APPLY WHAT YOU READ ->
A – Check whether each statement agrees with the Sal Marchiano profile: (i) Marchiano started his sportscasting career in 1964; (ii) he joined WNBC-TV in 1980; (iii) he received three Emmys. For each one, answer yes or no and quote the words of the profile that decide it.
B – Write out part of the Sal Marchiano profile again, swapping "Fordham University" for "Fordham College". Begin at the words "- Education: Fordham" and stop after "sportscaster Marty Glickman.".

PASSAGE PROVIDED ->
- Born: Salvatore Joseph Marchiano March 3, 1941 (age 85) Brooklyn, New York, U.S.
- Education: Fordham University
- Occupation: Former sports anchor
- Years active: 1964-2008

= Sal Marchiano =

American sportscaster

Salvatore Joseph "Sal" Marchiano (born March 3, 1941) is a former American sportscaster who worked in New York radio and television for 44 years. In December 2008 he retired from his position as sports director and anchor for the WPIX Channel 11 News At Ten.

A graduate of Fordham University, Marchiano began his sportscasting career in 1964, with the audio operation of United Press International and in local radio, mentored by famed New York sportscaster Marty Glickman.

Marchiano later worked at CBS News, WCBS-TV, WNBC-TV, ESPN, ABC Sports, ABC Radio Network, WABC-TV, WNEW-FM radio and the Mutual Radio Network. His TV debut as sports anchor and reporter for Frank Gifford was at WCBS in 1967, working alongside Jim Jensen, Robert Trout and Reed Collins. Starting in 1971, at WABC-TV, he anchored and reported alongside Howard Cosell and Frank Gifford as well as Roger Grimsby and Bill Beutel. In 1980, he was an original cast member at ESPN anchoring Sportscenter, hosting the weekly Sports Forum and doing the blow-by-blow of the weekly Top Rank Boxing telecasts. In 1984, he joined WNBC-TV and teamed with Chuck Scarborough, Sue Simmons, Gabe Pressman, Marv Albert and Len Berman. Sal moved to WPIX TV in 1994 as sports anchor next to Jack Cafferty and Kaity Tong, for the last fourteen years of his more than four decades broadcasting career.

Marchiano covered major events such as the World Series, the Super Bowl, the NBA playoffs, Stanley Cup playoffs and championship fights. Marchiano hosted ABC's Wide World of Sports live from the Philippines before THE THRILLA IN MANILA. He interviewed the leading sports personalities of his era including Rocky Marciano, Muhammad Ali, Joe Frazier, Vince Lombardi, Joe Namath, Pete Rozelle, Joe DiMaggio, Hank Aaron, Mickey Mantle, Willie Mays, Ted Williams and Billie Jean King. Among his non-sports interviewees were Gene Autry, Federico Fellini, Paul Newman and Frank Sinatra. Sal was awarded two Emmys for broadcasting excellence. His memoir is IN MY REAR VIEW MIRROR. Marchiano's daughter Sam Marchiano, a graduate of Columbia University, has been a sportscaster since the mid-1990s with Fox Sports and Major League Baseball.com. She is a documentarian and social activist.

THE DATA ->
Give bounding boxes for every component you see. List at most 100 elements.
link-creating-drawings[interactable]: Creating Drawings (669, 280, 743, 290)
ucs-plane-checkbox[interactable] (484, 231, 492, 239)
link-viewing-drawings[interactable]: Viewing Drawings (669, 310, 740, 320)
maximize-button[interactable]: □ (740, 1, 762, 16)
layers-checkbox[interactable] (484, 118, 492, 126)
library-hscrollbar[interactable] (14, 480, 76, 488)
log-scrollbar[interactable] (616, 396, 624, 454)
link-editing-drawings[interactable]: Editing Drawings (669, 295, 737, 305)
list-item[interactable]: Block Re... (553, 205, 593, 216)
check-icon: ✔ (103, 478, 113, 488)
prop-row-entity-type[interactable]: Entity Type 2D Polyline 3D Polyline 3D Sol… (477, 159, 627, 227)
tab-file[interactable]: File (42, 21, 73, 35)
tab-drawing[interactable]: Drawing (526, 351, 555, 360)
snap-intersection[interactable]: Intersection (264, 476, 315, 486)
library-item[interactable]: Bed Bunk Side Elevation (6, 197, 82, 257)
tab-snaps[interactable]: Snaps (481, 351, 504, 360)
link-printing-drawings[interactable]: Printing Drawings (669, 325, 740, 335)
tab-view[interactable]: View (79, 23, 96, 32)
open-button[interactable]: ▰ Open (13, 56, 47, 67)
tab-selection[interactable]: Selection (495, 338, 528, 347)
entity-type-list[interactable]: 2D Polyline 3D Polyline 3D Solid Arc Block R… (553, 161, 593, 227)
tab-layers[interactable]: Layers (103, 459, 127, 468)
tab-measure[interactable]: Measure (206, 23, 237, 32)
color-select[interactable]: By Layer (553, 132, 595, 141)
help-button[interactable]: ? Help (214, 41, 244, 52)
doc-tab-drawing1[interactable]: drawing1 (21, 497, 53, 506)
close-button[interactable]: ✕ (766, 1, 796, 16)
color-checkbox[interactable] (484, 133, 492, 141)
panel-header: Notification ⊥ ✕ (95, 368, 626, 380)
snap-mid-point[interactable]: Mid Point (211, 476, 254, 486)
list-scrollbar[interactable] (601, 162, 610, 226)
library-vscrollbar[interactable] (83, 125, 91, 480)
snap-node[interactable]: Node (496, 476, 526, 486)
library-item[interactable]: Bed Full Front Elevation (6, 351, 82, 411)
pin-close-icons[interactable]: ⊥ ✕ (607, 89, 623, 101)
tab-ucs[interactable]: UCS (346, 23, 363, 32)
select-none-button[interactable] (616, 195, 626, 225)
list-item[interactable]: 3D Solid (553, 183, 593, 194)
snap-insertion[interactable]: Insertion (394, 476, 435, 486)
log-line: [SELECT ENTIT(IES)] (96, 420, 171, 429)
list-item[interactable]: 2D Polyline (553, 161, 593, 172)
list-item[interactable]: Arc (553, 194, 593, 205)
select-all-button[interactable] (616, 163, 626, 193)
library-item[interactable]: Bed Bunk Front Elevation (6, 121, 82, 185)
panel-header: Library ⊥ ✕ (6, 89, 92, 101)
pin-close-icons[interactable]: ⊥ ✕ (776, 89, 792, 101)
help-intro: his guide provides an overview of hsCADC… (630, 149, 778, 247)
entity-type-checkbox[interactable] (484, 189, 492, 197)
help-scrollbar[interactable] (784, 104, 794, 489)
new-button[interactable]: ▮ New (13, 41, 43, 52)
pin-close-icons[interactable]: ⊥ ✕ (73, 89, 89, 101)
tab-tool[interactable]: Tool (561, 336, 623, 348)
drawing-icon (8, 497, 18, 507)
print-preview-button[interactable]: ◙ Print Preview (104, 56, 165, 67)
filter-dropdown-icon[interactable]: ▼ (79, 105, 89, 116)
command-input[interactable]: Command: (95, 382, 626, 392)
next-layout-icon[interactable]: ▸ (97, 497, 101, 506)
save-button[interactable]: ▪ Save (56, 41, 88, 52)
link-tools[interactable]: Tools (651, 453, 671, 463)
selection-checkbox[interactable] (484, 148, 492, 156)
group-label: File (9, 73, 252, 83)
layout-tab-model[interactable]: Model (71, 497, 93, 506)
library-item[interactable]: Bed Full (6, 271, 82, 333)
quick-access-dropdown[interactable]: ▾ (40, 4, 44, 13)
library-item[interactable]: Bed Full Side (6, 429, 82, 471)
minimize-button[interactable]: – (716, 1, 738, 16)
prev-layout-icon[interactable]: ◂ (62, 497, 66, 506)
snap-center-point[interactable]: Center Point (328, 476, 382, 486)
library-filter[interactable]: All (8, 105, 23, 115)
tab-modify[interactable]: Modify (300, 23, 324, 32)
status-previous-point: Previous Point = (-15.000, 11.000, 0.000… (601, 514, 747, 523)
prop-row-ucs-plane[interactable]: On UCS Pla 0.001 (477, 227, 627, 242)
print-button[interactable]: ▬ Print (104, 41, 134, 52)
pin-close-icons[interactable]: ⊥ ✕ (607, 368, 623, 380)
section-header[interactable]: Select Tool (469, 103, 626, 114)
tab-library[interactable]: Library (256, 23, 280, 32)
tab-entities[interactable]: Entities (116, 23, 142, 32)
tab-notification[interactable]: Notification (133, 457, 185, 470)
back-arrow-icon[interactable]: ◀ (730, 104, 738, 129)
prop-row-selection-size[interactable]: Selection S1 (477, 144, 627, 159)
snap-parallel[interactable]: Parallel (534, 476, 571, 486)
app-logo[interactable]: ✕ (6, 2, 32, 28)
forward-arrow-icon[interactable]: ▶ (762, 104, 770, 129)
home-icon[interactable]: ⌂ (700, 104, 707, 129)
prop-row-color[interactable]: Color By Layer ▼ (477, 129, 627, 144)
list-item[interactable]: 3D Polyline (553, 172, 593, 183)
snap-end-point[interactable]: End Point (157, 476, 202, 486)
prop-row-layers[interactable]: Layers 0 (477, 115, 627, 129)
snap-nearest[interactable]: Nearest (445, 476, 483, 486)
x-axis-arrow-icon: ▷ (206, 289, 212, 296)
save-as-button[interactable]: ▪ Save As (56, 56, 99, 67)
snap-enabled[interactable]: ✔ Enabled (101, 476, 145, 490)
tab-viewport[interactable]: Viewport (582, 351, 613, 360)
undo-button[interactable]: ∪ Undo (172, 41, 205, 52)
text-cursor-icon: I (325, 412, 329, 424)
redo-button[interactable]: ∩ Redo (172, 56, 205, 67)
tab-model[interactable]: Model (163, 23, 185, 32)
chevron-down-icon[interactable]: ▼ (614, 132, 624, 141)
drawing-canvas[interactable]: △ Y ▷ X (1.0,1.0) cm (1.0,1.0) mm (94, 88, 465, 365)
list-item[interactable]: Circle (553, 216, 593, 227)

WRITTEN ANSWERS ->
A –
(i) Yes: "Marchiano began his sportscasting career in 1964"
(ii) No: "In 1984, he joined WNBC-TV"
(iii) No: "Sal was awarded two Emmys for broadcasting excellence."

B –
- Education: Fordham College
- Occupation: Former sports anchor
- Years active: 1964-2008

= Sal Marchiano =

American sportscaster

Salvatore Joseph "Sal" Marchiano (born March 3, 1941) is a former American sportscaster who worked in New York radio and television for 44 years. In December 2008 he retired from his position as sports director and anchor for the WPIX Channel 11 News At Ten.

A graduate of Fordham College, Marchiano began his sportscasting career in 1964, with the audio operation of United Press International and in local radio, mentored by famed New York sportscaster Marty Glickman.